◆ DATA SHOWN:
—————
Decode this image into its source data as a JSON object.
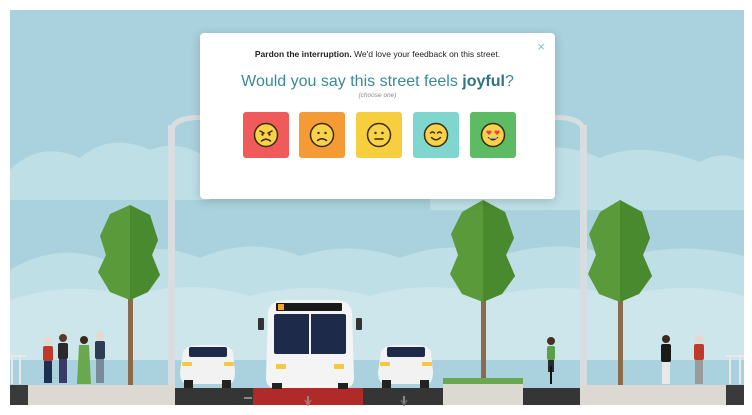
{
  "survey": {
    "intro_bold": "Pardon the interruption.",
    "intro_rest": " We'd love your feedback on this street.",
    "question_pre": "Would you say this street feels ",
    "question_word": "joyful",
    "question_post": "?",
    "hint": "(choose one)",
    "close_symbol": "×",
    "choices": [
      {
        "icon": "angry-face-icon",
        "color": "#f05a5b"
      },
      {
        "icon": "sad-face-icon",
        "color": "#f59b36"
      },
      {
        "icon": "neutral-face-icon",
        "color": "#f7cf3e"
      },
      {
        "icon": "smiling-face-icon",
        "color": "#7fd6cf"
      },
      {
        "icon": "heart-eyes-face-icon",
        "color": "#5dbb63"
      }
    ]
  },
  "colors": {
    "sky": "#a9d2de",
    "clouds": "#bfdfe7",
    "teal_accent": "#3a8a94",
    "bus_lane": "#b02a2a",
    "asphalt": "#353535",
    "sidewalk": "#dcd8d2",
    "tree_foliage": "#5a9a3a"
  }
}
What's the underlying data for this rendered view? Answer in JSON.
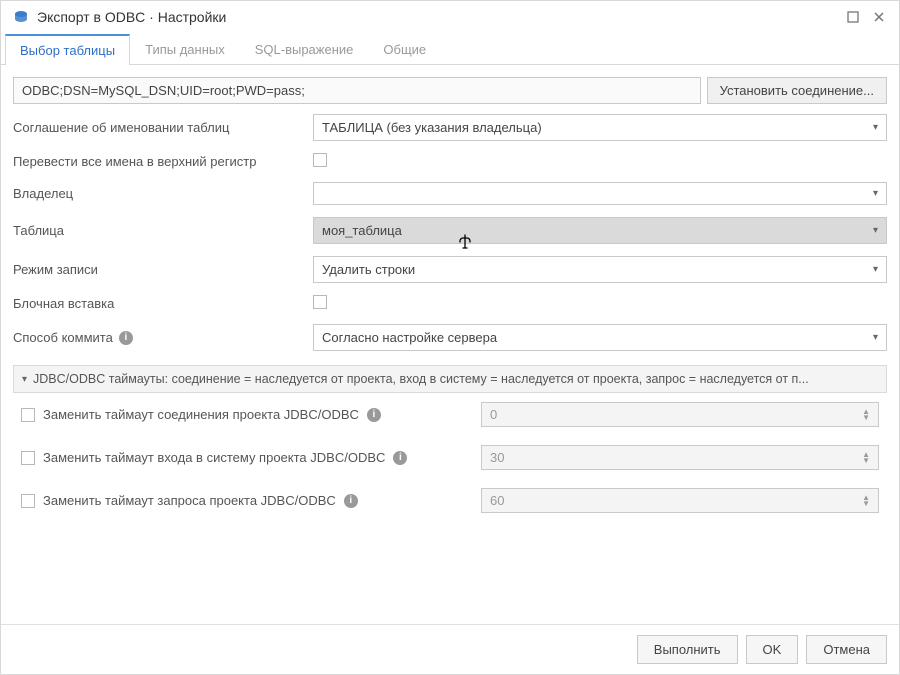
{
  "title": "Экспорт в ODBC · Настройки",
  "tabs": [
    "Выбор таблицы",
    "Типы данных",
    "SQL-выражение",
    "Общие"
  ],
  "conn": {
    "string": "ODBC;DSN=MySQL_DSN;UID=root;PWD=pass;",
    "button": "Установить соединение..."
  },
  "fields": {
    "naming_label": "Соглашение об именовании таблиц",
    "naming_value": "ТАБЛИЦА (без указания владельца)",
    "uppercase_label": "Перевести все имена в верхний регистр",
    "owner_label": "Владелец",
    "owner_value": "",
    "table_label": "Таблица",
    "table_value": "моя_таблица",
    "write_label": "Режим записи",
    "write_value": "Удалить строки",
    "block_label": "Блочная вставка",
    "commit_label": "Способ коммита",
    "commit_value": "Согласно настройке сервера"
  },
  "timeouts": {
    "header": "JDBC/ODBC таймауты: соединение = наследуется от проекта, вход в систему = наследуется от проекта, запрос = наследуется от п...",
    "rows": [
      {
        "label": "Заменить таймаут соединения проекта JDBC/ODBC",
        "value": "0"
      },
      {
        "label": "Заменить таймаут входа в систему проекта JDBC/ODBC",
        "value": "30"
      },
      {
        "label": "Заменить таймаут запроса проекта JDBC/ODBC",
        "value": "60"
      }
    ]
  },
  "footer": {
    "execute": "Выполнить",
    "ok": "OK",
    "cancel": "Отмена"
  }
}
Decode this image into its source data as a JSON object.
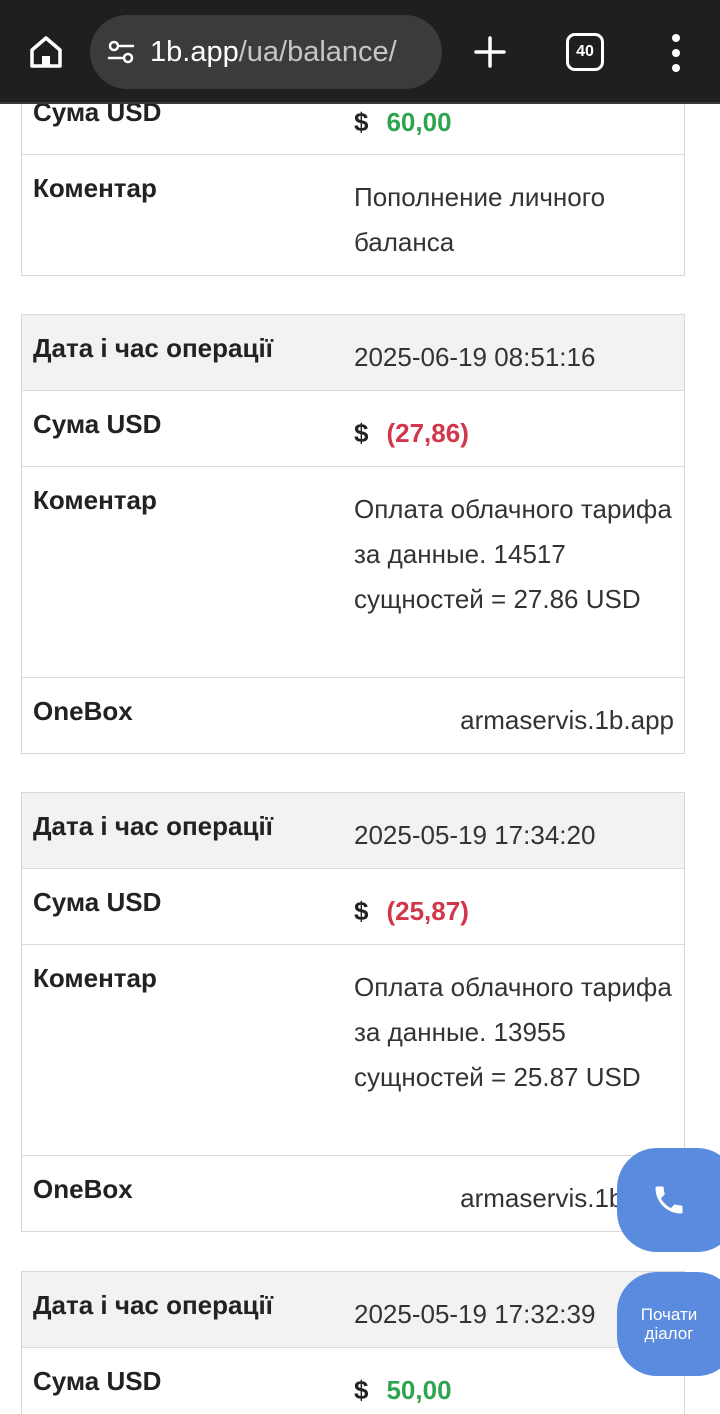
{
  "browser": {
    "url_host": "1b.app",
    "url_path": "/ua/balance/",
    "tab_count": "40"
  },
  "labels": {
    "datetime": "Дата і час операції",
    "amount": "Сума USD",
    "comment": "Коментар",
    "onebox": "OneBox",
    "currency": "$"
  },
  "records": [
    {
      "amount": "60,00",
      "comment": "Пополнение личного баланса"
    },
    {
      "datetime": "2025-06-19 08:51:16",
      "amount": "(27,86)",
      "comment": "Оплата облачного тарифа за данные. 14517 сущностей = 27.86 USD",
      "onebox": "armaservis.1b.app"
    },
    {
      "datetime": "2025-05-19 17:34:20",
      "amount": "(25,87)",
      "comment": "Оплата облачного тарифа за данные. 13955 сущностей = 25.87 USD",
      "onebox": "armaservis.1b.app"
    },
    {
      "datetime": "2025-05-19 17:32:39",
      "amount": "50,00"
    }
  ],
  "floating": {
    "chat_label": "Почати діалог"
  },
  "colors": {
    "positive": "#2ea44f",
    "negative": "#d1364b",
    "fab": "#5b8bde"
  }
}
—————
◆ THE EXERCISE: All lines above with "street" in them should be returned.

◆ SOLUTION TO THIS PROBLEM:
    "intro_rest": " We'd love your feedback on this street.",
    "question_pre": "Would you say this street feels ",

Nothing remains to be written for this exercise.